◆ TEXT EXCERPT
--- START ---

FromSoftware’s Demon’s Souls and Dark Souls are rightly considered some of the most influential games of the 21st century. Their challenging combat and cryptic storytelling has inspired countless games to come after them — for better or worse — and every new title from the developer is eagerly awaited by fans. But even before Demon’s Souls, FromSoftware was laying the groundwork for its future hits with a lesser-known release that’s finally starting to get the recognition it deserves.
On December 16, 1994, FromSoftware released King’s Field, a Japan-only title that would spawn a popular series of its own. At first glance, King’s Field doesn’t bear too much resemblance to FromSoftware’s later games, but a deeper look reveals the roots of Demon’s Souls already taking hold. Unlike the Souls series, King’s Field and its sequels are first-person RPGs, giving them a surface level similarity to the Elder Scrolls series.
Beyond first impressions, though, King’s Field is FromSoftware through and through. It already includes mechanical Souls staples like stamina management, but more importantly, it sets the tone that future titles will follow. King’s Field focuses more on mystery and exploration above action, coupled with a narrative told more through atmosphere and environmental cues than impressive cut scenes and explicit storytelling.

--- END ---

◆ STUDY QUESTIONS
1) Answer these questions from the article on King's Field:
(a) On what date did FromSoftware release King's Field?
(b) What kind of RPG are King's Field and its sequels, unlike the Souls series?
(c) Which mechanical Souls staple does the article say King's Field already includes?
2) Please resume the article on King's Field, starting right after its final sentence.
The data that comes next has nothing to do with the article on King's Field.

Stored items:
--- START ---

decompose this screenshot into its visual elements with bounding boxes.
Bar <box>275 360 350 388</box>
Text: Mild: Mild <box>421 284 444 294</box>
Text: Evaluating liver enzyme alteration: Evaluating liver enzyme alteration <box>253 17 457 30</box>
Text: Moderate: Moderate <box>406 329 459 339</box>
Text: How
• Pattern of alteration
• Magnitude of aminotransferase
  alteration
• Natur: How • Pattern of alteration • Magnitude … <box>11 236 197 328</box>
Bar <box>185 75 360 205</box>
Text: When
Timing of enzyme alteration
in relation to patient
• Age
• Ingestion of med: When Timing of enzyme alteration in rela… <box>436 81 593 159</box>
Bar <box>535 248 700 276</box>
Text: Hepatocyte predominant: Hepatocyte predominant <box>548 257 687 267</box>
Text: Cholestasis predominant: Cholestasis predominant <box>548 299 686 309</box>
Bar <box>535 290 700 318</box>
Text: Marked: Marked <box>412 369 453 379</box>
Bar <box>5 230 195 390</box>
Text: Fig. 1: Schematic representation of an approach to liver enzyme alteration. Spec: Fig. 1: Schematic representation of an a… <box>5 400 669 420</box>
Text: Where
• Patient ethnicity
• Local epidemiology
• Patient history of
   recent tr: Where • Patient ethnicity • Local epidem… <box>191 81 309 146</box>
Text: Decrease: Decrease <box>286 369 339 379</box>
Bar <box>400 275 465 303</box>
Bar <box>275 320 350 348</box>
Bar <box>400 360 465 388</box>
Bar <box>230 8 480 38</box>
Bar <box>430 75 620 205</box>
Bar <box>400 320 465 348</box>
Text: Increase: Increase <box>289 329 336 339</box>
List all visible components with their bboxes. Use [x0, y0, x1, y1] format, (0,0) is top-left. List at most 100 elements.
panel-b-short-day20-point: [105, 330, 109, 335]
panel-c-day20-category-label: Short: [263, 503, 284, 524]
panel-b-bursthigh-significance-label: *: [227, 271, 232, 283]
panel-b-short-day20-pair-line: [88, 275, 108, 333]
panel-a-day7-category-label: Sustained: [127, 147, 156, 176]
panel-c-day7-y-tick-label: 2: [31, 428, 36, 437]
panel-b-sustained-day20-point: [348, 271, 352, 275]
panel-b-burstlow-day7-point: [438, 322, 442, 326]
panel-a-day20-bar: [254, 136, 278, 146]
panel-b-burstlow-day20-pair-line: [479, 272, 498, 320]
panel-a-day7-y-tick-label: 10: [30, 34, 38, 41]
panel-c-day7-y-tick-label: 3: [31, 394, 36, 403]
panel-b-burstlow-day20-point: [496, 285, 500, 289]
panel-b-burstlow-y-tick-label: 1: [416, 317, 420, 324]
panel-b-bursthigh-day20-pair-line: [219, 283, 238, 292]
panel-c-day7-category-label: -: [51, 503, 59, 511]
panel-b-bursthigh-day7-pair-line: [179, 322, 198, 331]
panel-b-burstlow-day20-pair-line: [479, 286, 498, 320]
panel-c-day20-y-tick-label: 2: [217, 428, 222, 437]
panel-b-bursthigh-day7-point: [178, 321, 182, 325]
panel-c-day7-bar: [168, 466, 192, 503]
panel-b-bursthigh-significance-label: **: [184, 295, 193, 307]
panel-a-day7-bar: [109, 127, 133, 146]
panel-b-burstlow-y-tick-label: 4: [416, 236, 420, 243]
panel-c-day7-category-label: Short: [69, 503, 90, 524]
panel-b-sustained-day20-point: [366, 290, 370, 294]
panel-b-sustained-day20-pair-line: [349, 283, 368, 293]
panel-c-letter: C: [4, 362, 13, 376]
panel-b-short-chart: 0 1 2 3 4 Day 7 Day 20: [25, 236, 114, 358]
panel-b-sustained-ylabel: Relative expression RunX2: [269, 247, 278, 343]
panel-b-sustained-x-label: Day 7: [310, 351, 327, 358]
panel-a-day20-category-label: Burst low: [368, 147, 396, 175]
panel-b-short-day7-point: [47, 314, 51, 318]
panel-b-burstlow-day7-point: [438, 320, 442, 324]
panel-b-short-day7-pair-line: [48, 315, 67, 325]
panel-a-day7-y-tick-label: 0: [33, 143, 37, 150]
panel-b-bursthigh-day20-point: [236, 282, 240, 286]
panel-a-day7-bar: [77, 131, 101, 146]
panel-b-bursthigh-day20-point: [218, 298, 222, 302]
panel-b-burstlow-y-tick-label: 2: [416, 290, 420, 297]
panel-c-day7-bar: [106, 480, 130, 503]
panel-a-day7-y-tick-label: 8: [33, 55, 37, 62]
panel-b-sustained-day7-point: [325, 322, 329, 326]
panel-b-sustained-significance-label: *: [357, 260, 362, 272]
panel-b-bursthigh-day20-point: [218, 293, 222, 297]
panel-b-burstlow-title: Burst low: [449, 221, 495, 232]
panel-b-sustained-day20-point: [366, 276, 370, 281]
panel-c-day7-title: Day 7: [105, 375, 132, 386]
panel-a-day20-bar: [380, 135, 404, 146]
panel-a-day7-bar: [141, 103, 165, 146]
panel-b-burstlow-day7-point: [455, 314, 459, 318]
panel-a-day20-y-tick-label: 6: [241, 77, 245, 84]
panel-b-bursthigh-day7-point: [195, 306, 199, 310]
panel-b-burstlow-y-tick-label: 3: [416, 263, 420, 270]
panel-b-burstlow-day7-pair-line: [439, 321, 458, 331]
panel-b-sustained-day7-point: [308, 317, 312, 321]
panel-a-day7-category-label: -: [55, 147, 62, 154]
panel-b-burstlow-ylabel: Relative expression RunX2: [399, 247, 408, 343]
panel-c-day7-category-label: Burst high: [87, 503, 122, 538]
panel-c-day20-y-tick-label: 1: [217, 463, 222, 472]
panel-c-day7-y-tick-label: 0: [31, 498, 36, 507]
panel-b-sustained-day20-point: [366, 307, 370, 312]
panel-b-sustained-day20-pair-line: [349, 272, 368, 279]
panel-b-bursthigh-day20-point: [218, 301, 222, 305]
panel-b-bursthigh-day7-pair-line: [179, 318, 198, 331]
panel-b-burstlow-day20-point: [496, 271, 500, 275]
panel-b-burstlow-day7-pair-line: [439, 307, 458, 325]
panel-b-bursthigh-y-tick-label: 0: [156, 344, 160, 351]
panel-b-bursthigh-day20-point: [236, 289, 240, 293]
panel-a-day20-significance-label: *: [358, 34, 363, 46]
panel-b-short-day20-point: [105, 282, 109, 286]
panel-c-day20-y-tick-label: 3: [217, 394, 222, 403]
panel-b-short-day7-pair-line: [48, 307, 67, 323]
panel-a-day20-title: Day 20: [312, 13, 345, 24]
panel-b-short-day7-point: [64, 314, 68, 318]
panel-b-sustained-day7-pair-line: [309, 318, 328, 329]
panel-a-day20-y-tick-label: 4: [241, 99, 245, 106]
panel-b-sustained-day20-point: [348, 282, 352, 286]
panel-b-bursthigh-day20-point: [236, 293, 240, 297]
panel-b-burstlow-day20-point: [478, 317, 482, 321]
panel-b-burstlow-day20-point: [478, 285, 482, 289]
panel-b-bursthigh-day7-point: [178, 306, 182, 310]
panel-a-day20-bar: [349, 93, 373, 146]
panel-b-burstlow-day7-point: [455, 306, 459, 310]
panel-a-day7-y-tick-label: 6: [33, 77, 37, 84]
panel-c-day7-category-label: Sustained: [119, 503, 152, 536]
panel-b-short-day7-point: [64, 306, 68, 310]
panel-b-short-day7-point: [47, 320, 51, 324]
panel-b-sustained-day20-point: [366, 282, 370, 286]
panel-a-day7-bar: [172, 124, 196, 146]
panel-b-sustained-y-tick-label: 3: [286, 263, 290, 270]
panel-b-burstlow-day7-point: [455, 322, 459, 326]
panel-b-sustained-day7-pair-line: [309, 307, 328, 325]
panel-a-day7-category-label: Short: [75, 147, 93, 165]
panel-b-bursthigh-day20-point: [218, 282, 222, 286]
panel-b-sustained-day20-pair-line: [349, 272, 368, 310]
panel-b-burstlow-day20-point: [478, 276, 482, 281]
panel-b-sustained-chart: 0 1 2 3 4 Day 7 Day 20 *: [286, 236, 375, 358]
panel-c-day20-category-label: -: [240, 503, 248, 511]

--- END ---

◆ OUTPUTS BY TASK
1)
(a) December 16, 1994
(b) First-person RPGs
(c) Stamina management

2)
Despite being very different games, King’s Field has enough in common with Demon’s Souls and its sequels to make playing through it feel like a walk through a prototype of the Souls series. Combat is extremely difficult, relying on using elemental attacks to exploit enemies’ weaknesses. Hidden passages containing powerful gear are tucked behind walls your character can walk straight through, foreshadowing Darks Souls players obsessively swinging their swords around indoors looking for the ever-important illusory walls that hide treasure and shortcuts. Even the legendary Moonlight Greatsword, which recurs throughout the Souls series, makes its debut in King’s Field.
Still, King’s Field isn’t just a rough draft of Demon’s Souls. In many ways, it’s a smaller, simpler game. The entire experience takes place in a single, five-floor dungeon, with just one boss at the end. As much as its connection to later FromSoftware games is interesting, it’s also a bridge from typically PC-only first-person RPGs like the Ultima series to the console era. Released on the PlayStation, where developers were doing some of their first experiments with true 3D, King’s Field opened a door for a popular but limited type of PC game to find a whole new audience.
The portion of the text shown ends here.